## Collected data
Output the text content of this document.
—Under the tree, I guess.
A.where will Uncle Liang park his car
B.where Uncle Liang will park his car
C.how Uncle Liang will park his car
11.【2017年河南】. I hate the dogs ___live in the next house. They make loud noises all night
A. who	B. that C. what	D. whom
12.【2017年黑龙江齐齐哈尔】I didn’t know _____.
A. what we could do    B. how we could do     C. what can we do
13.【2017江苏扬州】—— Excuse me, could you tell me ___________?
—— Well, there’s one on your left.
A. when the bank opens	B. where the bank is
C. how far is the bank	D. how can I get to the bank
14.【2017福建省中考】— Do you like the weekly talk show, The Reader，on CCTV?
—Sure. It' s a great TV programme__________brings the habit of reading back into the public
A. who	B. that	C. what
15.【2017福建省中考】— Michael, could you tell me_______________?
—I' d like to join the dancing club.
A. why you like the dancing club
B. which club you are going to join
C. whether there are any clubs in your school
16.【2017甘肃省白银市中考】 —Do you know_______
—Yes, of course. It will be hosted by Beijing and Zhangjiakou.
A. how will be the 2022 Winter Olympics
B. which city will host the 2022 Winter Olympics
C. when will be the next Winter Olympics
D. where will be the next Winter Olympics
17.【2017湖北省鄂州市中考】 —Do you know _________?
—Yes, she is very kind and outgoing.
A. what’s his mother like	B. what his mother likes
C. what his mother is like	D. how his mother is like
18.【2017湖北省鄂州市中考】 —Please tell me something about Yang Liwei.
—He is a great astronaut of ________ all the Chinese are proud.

## Exercise prompt
Say how many lines contain the string "mother", giving nothing but the count.

## Response below
2